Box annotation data
- - -
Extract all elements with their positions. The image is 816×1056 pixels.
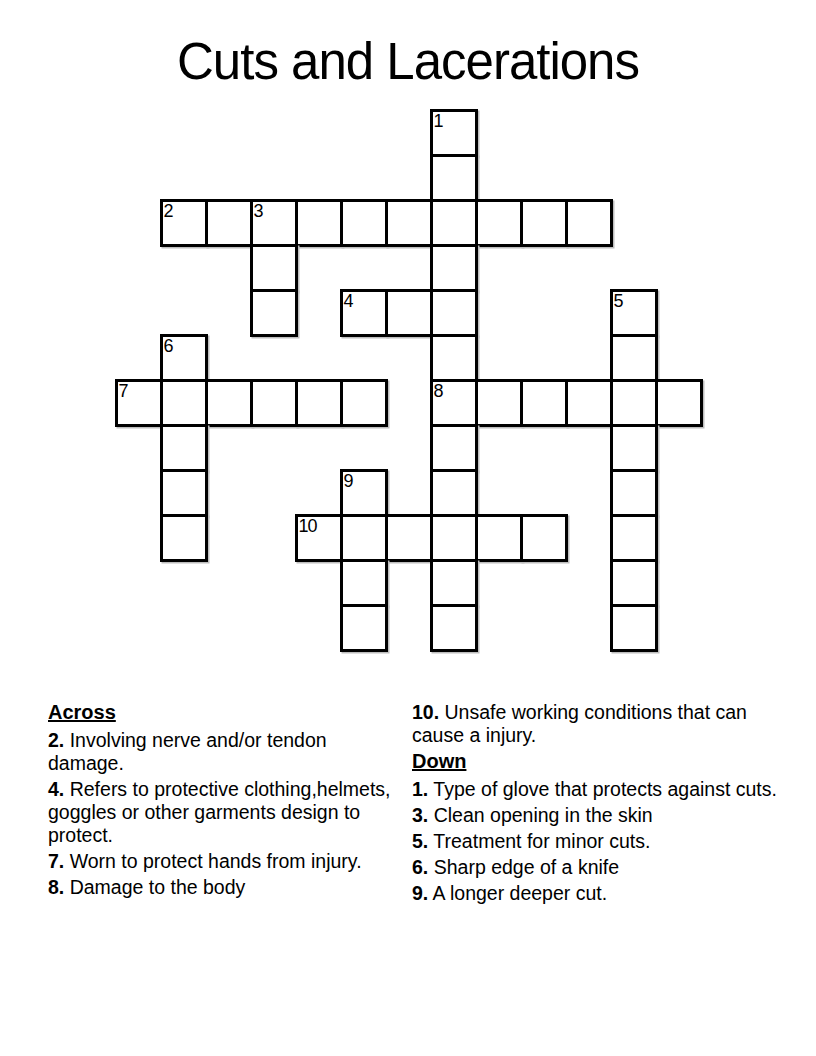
grid-cell-r9c8[interactable] [475, 514, 523, 562]
grid-cell-r9c7[interactable] [430, 514, 478, 562]
clue-number: 6. [412, 856, 428, 878]
clues-column-right: 10. Unsafe working conditions that can c… [412, 701, 780, 908]
grid-cell-r4c7[interactable] [430, 289, 478, 337]
clue-text: Involving nerve and/or tendon damage. [48, 729, 327, 774]
clue-across-4: 4. Refers to protective clothing,helmets… [48, 778, 404, 847]
grid-cell-r10c11[interactable] [610, 559, 658, 607]
grid-cell-r2c6[interactable] [385, 199, 433, 247]
grid-cell-r6c5[interactable] [340, 379, 388, 427]
clue-across-7: 7. Worn to protect hands from injury. [48, 850, 404, 873]
grid-cell-r6c9[interactable] [520, 379, 568, 427]
clue-number: 7. [48, 850, 64, 872]
clue-down-5: 5. Treatment for minor cuts. [412, 830, 780, 853]
grid-cell-r2c10[interactable] [565, 199, 613, 247]
cell-number-9: 9 [344, 472, 353, 491]
grid-cell-r7c1[interactable] [160, 424, 208, 472]
clue-text: Clean opening in the skin [434, 804, 653, 826]
down-heading: Down [412, 750, 780, 773]
clue-number: 5. [412, 830, 428, 852]
grid-cell-r6c7[interactable]: 8 [430, 379, 478, 427]
grid-cell-r5c7[interactable] [430, 334, 478, 382]
grid-cell-r8c11[interactable] [610, 469, 658, 517]
grid-cell-r2c1[interactable]: 2 [160, 199, 208, 247]
grid-cell-r3c7[interactable] [430, 244, 478, 292]
clue-number: 10. [412, 701, 439, 723]
grid-cell-r2c3[interactable]: 3 [250, 199, 298, 247]
across-heading: Across [48, 701, 404, 724]
grid-cell-r5c11[interactable] [610, 334, 658, 382]
grid-cell-r7c7[interactable] [430, 424, 478, 472]
grid-cell-r10c7[interactable] [430, 559, 478, 607]
clue-text: Worn to protect hands from injury. [70, 850, 362, 872]
grid-cell-r6c4[interactable] [295, 379, 343, 427]
clue-across-10: 10. Unsafe working conditions that can c… [412, 701, 780, 747]
grid-cell-r11c5[interactable] [340, 604, 388, 652]
grid-cell-r9c11[interactable] [610, 514, 658, 562]
grid-cell-r8c7[interactable] [430, 469, 478, 517]
clues-column-left: Across2. Involving nerve and/or tendon d… [48, 701, 404, 902]
clue-text: Unsafe working conditions that can cause… [412, 701, 747, 746]
cell-number-10: 10 [299, 517, 317, 536]
clue-number: 9. [412, 882, 428, 904]
clue-text: Damage to the body [70, 876, 246, 898]
grid-cell-r2c9[interactable] [520, 199, 568, 247]
clue-down-1: 1. Type of glove that protects against c… [412, 778, 780, 801]
clue-text: Treatment for minor cuts. [433, 830, 650, 852]
cell-number-7: 7 [119, 382, 128, 401]
grid-cell-r9c9[interactable] [520, 514, 568, 562]
grid-cell-r9c1[interactable] [160, 514, 208, 562]
grid-cell-r10c5[interactable] [340, 559, 388, 607]
grid-cell-r7c11[interactable] [610, 424, 658, 472]
clue-number: 4. [48, 778, 64, 800]
grid-cell-r5c1[interactable]: 6 [160, 334, 208, 382]
grid-cell-r6c12[interactable] [655, 379, 703, 427]
grid-cell-r6c1[interactable] [160, 379, 208, 427]
grid-cell-r8c5[interactable]: 9 [340, 469, 388, 517]
grid-cell-r2c2[interactable] [205, 199, 253, 247]
grid-cell-r6c8[interactable] [475, 379, 523, 427]
grid-cell-r9c4[interactable]: 10 [295, 514, 343, 562]
clue-number: 8. [48, 876, 64, 898]
cell-number-3: 3 [254, 202, 263, 221]
clue-number: 1. [412, 778, 428, 800]
puzzle-title: Cuts and Lacerations [0, 32, 816, 91]
clue-down-9: 9. A longer deeper cut. [412, 882, 780, 905]
clue-down-6: 6. Sharp edge of a knife [412, 856, 780, 879]
grid-cell-r2c7[interactable] [430, 199, 478, 247]
grid-cell-r6c3[interactable] [250, 379, 298, 427]
grid-cell-r8c1[interactable] [160, 469, 208, 517]
grid-cell-r9c5[interactable] [340, 514, 388, 562]
grid-cell-r11c11[interactable] [610, 604, 658, 652]
grid-cell-r6c11[interactable] [610, 379, 658, 427]
cell-number-1: 1 [434, 112, 443, 131]
clue-number: 3. [412, 804, 428, 826]
cell-number-4: 4 [344, 292, 353, 311]
grid-cell-r0c7[interactable]: 1 [430, 109, 478, 157]
grid-cell-r2c4[interactable] [295, 199, 343, 247]
clue-across-2: 2. Involving nerve and/or tendon damage. [48, 729, 404, 775]
grid-cell-r2c8[interactable] [475, 199, 523, 247]
grid-cell-r6c0[interactable]: 7 [115, 379, 163, 427]
clue-across-8: 8. Damage to the body [48, 876, 404, 899]
grid-cell-r6c2[interactable] [205, 379, 253, 427]
cell-number-5: 5 [614, 292, 623, 311]
clue-text: Sharp edge of a knife [434, 856, 619, 878]
grid-cell-r1c7[interactable] [430, 154, 478, 202]
grid-cell-r4c3[interactable] [250, 289, 298, 337]
grid-cell-r4c6[interactable] [385, 289, 433, 337]
clue-text: A longer deeper cut. [433, 882, 608, 904]
clue-text: Refers to protective clothing,helmets, g… [48, 778, 391, 846]
clue-number: 2. [48, 729, 64, 751]
grid-cell-r4c5[interactable]: 4 [340, 289, 388, 337]
grid-cell-r2c5[interactable] [340, 199, 388, 247]
grid-cell-r9c6[interactable] [385, 514, 433, 562]
grid-cell-r11c7[interactable] [430, 604, 478, 652]
clue-text: Type of glove that protects against cuts… [433, 778, 777, 800]
cell-number-8: 8 [434, 382, 443, 401]
clue-down-3: 3. Clean opening in the skin [412, 804, 780, 827]
grid-cell-r3c3[interactable] [250, 244, 298, 292]
grid-cell-r6c10[interactable] [565, 379, 613, 427]
grid-cell-r4c11[interactable]: 5 [610, 289, 658, 337]
cell-number-2: 2 [164, 202, 173, 221]
cell-number-6: 6 [164, 337, 173, 356]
- - -
**Aim**
Copy out the lines of the entries above unchanged, starting with the line containing "grid-cell-r9c8[interactable] [475, 514, 523, 562]" and going on through the line containing "grid-cell-r10c11[interactable] [610, 559, 658, 607]".

**Written solution**
grid-cell-r9c8[interactable] [475, 514, 523, 562]
grid-cell-r9c7[interactable] [430, 514, 478, 562]
clue-number: 6. [412, 856, 428, 878]
clues-column-right: 10. Unsafe working conditions that can c… [412, 701, 780, 908]
grid-cell-r4c7[interactable] [430, 289, 478, 337]
clue-text: Involving nerve and/or tendon damage. [48, 729, 327, 774]
clue-across-4: 4. Refers to protective clothing,helmets… [48, 778, 404, 847]
grid-cell-r10c11[interactable] [610, 559, 658, 607]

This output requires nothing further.